[Start Data supplied]
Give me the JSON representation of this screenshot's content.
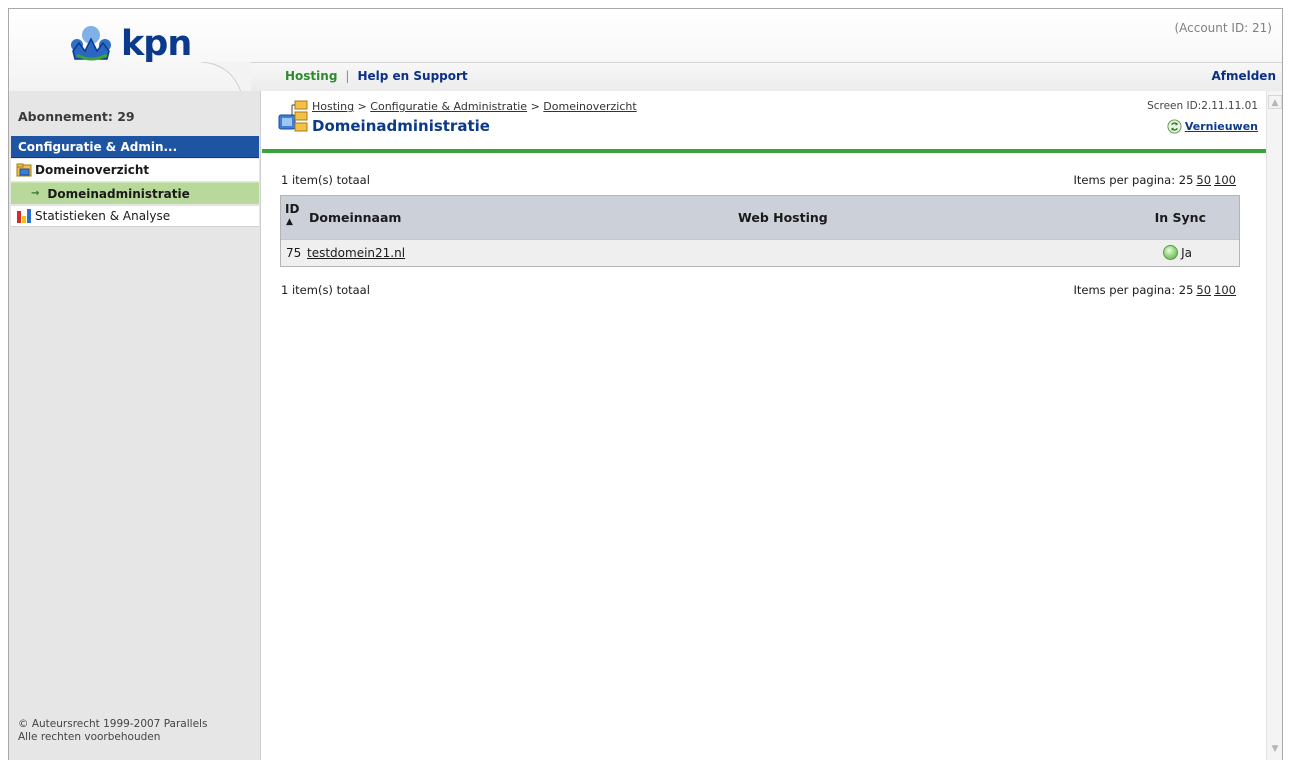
{
  "header": {
    "logo_text": "kpn",
    "account_id": "(Account ID: 21)",
    "nav": {
      "hosting": "Hosting",
      "separator": "|",
      "help": "Help en Support",
      "logout": "Afmelden"
    }
  },
  "sidebar": {
    "subscription": "Abonnement: 29",
    "section": "Configuratie & Admin...",
    "items": [
      {
        "label": "Domeinoverzicht",
        "icon": "domain-icon"
      },
      {
        "label": "Domeinadministratie",
        "icon": "arrow-right-icon"
      },
      {
        "label": "Statistieken & Analyse",
        "icon": "bar-chart-icon"
      }
    ],
    "copyright_line1": "© Auteursrecht 1999-2007 Parallels",
    "copyright_line2": "Alle rechten voorbehouden"
  },
  "main": {
    "breadcrumb": {
      "hosting": "Hosting",
      "sep": " > ",
      "config": "Configuratie & Administratie",
      "overview": "Domeinoverzicht"
    },
    "title": "Domeinadministratie",
    "screen_id": "Screen ID:2.11.11.01",
    "refresh": "Vernieuwen",
    "count_total": "1 item(s) totaal",
    "items_per_page_label": "Items per pagina:",
    "page_sizes": [
      "25",
      "50",
      "100"
    ],
    "table": {
      "columns": [
        "ID",
        "Domeinnaam",
        "Web Hosting",
        "In Sync"
      ],
      "sort_indicator": "▲",
      "rows": [
        {
          "id": "75",
          "domain": "testdomein21.nl",
          "web_hosting": "",
          "in_sync": "Ja"
        }
      ]
    }
  },
  "colors": {
    "brand_blue": "#0b3a8c",
    "nav_green": "#2f8a2f",
    "section_blue": "#1e55a3",
    "active_green": "#b8d99b",
    "rule_green": "#3aa23a"
  }
}
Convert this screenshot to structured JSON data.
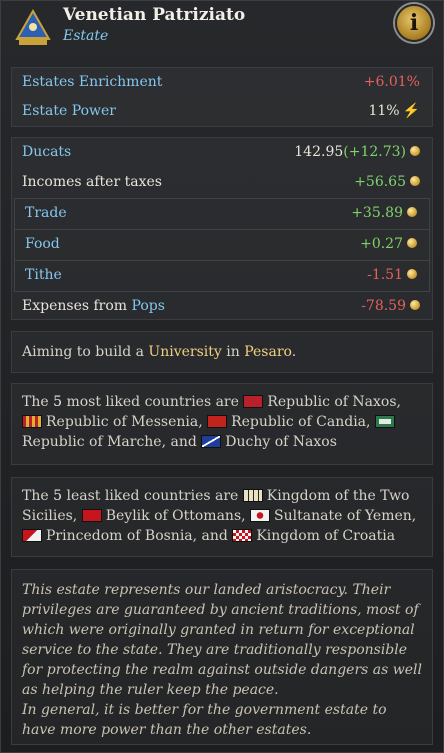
{
  "header": {
    "title": "Venetian Patriziato",
    "subtitle": "Estate",
    "info_icon_label": "i"
  },
  "stats": {
    "enrichment_label": "Estates Enrichment",
    "enrichment_value": "+6.01%",
    "power_label": "Estate Power",
    "power_value": "11%"
  },
  "finance": {
    "ducats_label": "Ducats",
    "ducats_value": "142.95",
    "ducats_change": "(+12.73)",
    "incomes_label": "Incomes after taxes",
    "incomes_value": "+56.65",
    "items": [
      {
        "label": "Trade",
        "value": "+35.89"
      },
      {
        "label": "Food",
        "value": "+0.27"
      },
      {
        "label": "Tithe",
        "value": "-1.51"
      }
    ],
    "expenses_prefix": "Expenses from ",
    "expenses_link": "Pops",
    "expenses_value": "-78.59"
  },
  "aim": {
    "prefix": "Aiming to build a ",
    "building": "University",
    "middle": " in ",
    "location": "Pesaro",
    "suffix": "."
  },
  "liked": {
    "prefix": "The ",
    "count": "5",
    "middle": " most liked countries are ",
    "countries": [
      "Republic of Naxos,",
      "Republic of Messenia,",
      "Republic of Candia,",
      "Republic of Marche,",
      "Duchy of Naxos"
    ],
    "and": " and "
  },
  "disliked": {
    "prefix": "The ",
    "count": "5",
    "middle": " least liked countries are ",
    "countries": [
      "Kingdom of the Two Sicilies,",
      "Beylik of Ottomans,",
      "Sultanate of Yemen,",
      "Princedom of Bosnia,",
      "Kingdom of Croatia"
    ],
    "and": " and "
  },
  "description": {
    "p1": "This estate represents our landed aristocracy. Their privileges are guaranteed by ancient traditions, most of which were originally granted in return for exceptional service to the state. They are traditionally responsible for protecting the realm against outside dangers as well as helping the ruler keep the peace.",
    "p2": "In general, it is better for the government estate to have more power than the other estates."
  },
  "colors": {
    "accent_blue": "#86c7ef",
    "positive": "#7fd36b",
    "negative": "#e5605d",
    "gold": "#f0d080"
  }
}
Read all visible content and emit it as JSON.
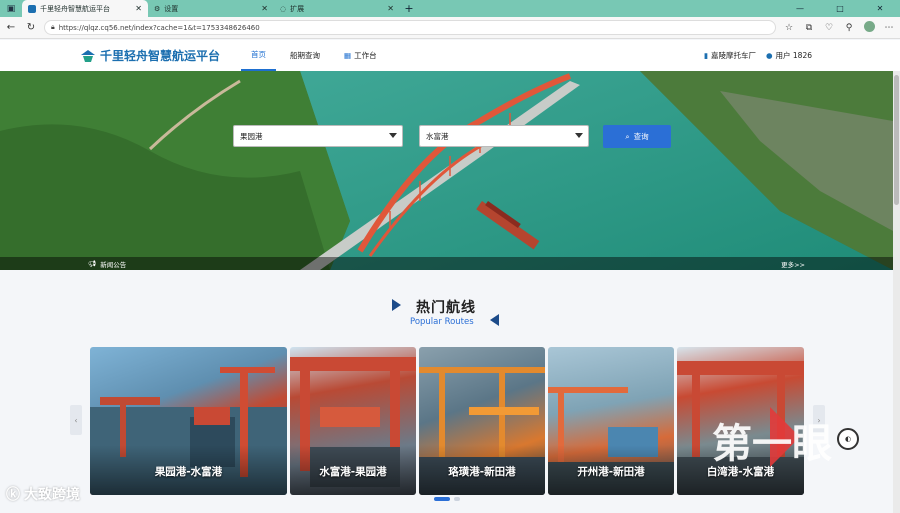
{
  "browser": {
    "tabs": [
      {
        "label": "千里轻舟智慧航运平台",
        "active": true
      },
      {
        "label": "设置",
        "active": false
      },
      {
        "label": "扩展",
        "active": false
      }
    ],
    "url": "https://qlqz.cq56.net/index?cache=1&t=1753348626460",
    "icons": [
      "sidebar-icon",
      "back-icon",
      "refresh-icon",
      "lock-icon",
      "star-icon",
      "extensions-icon",
      "profile-icon"
    ]
  },
  "site": {
    "logo_text": "千里轻舟智慧航运平台",
    "nav": [
      {
        "label": "首页",
        "active": true
      },
      {
        "label": "船期查询",
        "active": false
      },
      {
        "label": "工作台",
        "active": false
      }
    ],
    "company": "嘉陵摩托车厂",
    "user": "用户 1826"
  },
  "search": {
    "origin": "果园港",
    "destination": "水富港",
    "button_label": "查询"
  },
  "news": {
    "label": "新闻公告",
    "more": "更多>>"
  },
  "popular": {
    "title_cn": "热门航线",
    "title_en": "Popular Routes",
    "routes": [
      {
        "label": "果园港-水富港"
      },
      {
        "label": "水富港-果园港"
      },
      {
        "label": "珞璜港-新田港"
      },
      {
        "label": "开州港-新田港"
      },
      {
        "label": "白湾港-水富港"
      }
    ]
  },
  "watermarks": {
    "left": "大致跨境",
    "right": "第一眼"
  },
  "colors": {
    "accent": "#2b6fd6",
    "tabbar": "#78c8b4",
    "brand": "#1c6fb0"
  }
}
[End Data supplied]
== What is needed ==
Go through the material above and print all of it exactly, except the pictures.

== Completed exercise ==
Give me the JSON representation of this screenshot's content.
{
  "header": {
    "logo_text": "kpn",
    "account_id": "(Account ID: 21)",
    "nav": {
      "hosting": "Hosting",
      "separator": "|",
      "help": "Help en Support",
      "logout": "Afmelden"
    }
  },
  "sidebar": {
    "subscription": "Abonnement: 29",
    "section": "Configuratie & Admin...",
    "items": [
      {
        "label": "Domeinoverzicht",
        "icon": "domain-icon"
      },
      {
        "label": "Domeinadministratie",
        "icon": "arrow-right-icon"
      },
      {
        "label": "Statistieken & Analyse",
        "icon": "bar-chart-icon"
      }
    ],
    "copyright_line1": "© Auteursrecht 1999-2007 Parallels",
    "copyright_line2": "Alle rechten voorbehouden"
  },
  "main": {
    "breadcrumb": {
      "hosting": "Hosting",
      "sep": " > ",
      "config": "Configuratie & Administratie",
      "overview": "Domeinoverzicht"
    },
    "title": "Domeinadministratie",
    "screen_id": "Screen ID:2.11.11.01",
    "refresh": "Vernieuwen",
    "count_total": "1 item(s) totaal",
    "items_per_page_label": "Items per pagina:",
    "page_sizes": [
      "25",
      "50",
      "100"
    ],
    "table": {
      "columns": [
        "ID",
        "Domeinnaam",
        "Web Hosting",
        "In Sync"
      ],
      "sort_indicator": "▲",
      "rows": [
        {
          "id": "75",
          "domain": "testdomein21.nl",
          "web_hosting": "",
          "in_sync": "Ja"
        }
      ]
    }
  },
  "colors": {
    "brand_blue": "#0b3a8c",
    "nav_green": "#2f8a2f",
    "section_blue": "#1e55a3",
    "active_green": "#b8d99b",
    "rule_green": "#3aa23a"
  }
}
Convert this screenshot to structured JSON data.
{
  "header": {
    "title": "Venetian Patriziato",
    "subtitle": "Estate",
    "info_icon_label": "i"
  },
  "stats": {
    "enrichment_label": "Estates Enrichment",
    "enrichment_value": "+6.01%",
    "power_label": "Estate Power",
    "power_value": "11%"
  },
  "finance": {
    "ducats_label": "Ducats",
    "ducats_value": "142.95",
    "ducats_change": "(+12.73)",
    "incomes_label": "Incomes after taxes",
    "incomes_value": "+56.65",
    "items": [
      {
        "label": "Trade",
        "value": "+35.89"
      },
      {
        "label": "Food",
        "value": "+0.27"
      },
      {
        "label": "Tithe",
        "value": "-1.51"
      }
    ],
    "expenses_prefix": "Expenses from ",
    "expenses_link": "Pops",
    "expenses_value": "-78.59"
  },
  "aim": {
    "prefix": "Aiming to build a ",
    "building": "University",
    "middle": " in ",
    "location": "Pesaro",
    "suffix": "."
  },
  "liked": {
    "prefix": "The ",
    "count": "5",
    "middle": " most liked countries are ",
    "countries": [
      "Republic of Naxos,",
      "Republic of Messenia,",
      "Republic of Candia,",
      "Republic of Marche,",
      "Duchy of Naxos"
    ],
    "and": " and "
  },
  "disliked": {
    "prefix": "The ",
    "count": "5",
    "middle": " least liked countries are ",
    "countries": [
      "Kingdom of the Two Sicilies,",
      "Beylik of Ottomans,",
      "Sultanate of Yemen,",
      "Princedom of Bosnia,",
      "Kingdom of Croatia"
    ],
    "and": " and "
  },
  "description": {
    "p1": "This estate represents our landed aristocracy. Their privileges are guaranteed by ancient traditions, most of which were originally granted in return for exceptional service to the state. They are traditionally responsible for protecting the realm against outside dangers as well as helping the ruler keep the peace.",
    "p2": "In general, it is better for the government estate to have more power than the other estates."
  },
  "colors": {
    "accent_blue": "#86c7ef",
    "positive": "#7fd36b",
    "negative": "#e5605d",
    "gold": "#f0d080"
  }
}
Read all visible content and emit it as JSON.
{
  "browser": {
    "tabs": [
      {
        "label": "千里轻舟智慧航运平台",
        "active": true
      },
      {
        "label": "设置",
        "active": false
      },
      {
        "label": "扩展",
        "active": false
      }
    ],
    "url": "https://qlqz.cq56.net/index?cache=1&t=1753348626460",
    "icons": [
      "sidebar-icon",
      "back-icon",
      "refresh-icon",
      "lock-icon",
      "star-icon",
      "extensions-icon",
      "profile-icon"
    ]
  },
  "site": {
    "logo_text": "千里轻舟智慧航运平台",
    "nav": [
      {
        "label": "首页",
        "active": true
      },
      {
        "label": "船期查询",
        "active": false
      },
      {
        "label": "工作台",
        "active": false
      }
    ],
    "company": "嘉陵摩托车厂",
    "user": "用户 1826"
  },
  "search": {
    "origin": "果园港",
    "destination": "水富港",
    "button_label": "查询"
  },
  "news": {
    "label": "新闻公告",
    "more": "更多>>"
  },
  "popular": {
    "title_cn": "热门航线",
    "title_en": "Popular Routes",
    "routes": [
      {
        "label": "果园港-水富港"
      },
      {
        "label": "水富港-果园港"
      },
      {
        "label": "珞璜港-新田港"
      },
      {
        "label": "开州港-新田港"
      },
      {
        "label": "白湾港-水富港"
      }
    ]
  },
  "watermarks": {
    "left": "大致跨境",
    "right": "第一眼"
  },
  "colors": {
    "accent": "#2b6fd6",
    "tabbar": "#78c8b4",
    "brand": "#1c6fb0"
  }
}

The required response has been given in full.